Stated task
Consider the data that follows and state how many lines contain the string "plain", using the number alone.

*** Material ***

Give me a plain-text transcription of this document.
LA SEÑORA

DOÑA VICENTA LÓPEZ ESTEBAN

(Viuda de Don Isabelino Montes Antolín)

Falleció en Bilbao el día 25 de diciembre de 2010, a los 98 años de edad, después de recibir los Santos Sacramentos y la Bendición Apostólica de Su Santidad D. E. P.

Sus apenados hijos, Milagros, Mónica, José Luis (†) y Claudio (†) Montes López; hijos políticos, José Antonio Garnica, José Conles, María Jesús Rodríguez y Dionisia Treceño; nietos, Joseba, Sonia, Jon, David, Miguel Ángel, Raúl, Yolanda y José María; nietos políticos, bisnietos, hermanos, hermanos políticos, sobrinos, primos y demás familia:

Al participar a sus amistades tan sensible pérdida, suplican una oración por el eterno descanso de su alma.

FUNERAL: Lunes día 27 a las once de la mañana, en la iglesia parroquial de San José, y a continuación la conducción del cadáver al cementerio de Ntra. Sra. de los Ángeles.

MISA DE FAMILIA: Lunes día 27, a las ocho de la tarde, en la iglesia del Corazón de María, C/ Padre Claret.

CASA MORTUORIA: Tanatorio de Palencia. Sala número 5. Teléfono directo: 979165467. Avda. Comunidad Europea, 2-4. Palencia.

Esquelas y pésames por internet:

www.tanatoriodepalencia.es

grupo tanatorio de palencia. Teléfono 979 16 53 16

***
*** Material ***

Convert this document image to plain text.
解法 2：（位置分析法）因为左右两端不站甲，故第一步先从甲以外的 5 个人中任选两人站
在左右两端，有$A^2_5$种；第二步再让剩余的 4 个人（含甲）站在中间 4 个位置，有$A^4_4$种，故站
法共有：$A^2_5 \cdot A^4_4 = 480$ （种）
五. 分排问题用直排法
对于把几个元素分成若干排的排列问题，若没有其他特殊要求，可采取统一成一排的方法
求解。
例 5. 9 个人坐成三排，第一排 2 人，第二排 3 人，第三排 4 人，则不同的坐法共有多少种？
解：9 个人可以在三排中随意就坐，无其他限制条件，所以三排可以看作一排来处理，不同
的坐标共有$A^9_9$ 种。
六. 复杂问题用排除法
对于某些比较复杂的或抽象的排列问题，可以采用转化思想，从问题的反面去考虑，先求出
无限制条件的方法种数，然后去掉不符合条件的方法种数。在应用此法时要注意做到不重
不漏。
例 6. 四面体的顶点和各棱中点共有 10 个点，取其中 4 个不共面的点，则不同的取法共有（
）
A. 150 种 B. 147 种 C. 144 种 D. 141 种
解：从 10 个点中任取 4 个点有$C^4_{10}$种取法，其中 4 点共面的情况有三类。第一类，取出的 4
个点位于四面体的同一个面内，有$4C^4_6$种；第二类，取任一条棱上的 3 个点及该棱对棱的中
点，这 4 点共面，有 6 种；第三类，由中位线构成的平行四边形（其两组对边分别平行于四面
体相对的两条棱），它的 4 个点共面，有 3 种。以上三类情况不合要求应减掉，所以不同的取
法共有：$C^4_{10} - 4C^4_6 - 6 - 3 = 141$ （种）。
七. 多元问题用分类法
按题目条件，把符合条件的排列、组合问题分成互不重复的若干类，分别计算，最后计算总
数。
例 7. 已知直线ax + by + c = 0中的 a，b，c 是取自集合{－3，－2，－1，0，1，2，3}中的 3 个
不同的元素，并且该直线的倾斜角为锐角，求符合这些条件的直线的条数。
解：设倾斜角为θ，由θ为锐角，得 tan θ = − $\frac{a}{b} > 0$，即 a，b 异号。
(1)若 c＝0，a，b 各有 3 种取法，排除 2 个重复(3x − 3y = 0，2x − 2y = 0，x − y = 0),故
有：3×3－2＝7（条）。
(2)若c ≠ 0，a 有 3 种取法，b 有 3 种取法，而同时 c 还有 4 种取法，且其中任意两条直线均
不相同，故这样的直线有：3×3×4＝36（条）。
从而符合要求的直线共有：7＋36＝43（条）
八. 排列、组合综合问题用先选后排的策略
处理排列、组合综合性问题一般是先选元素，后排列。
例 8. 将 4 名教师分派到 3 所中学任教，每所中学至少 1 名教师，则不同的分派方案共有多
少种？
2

***

Solved problem
2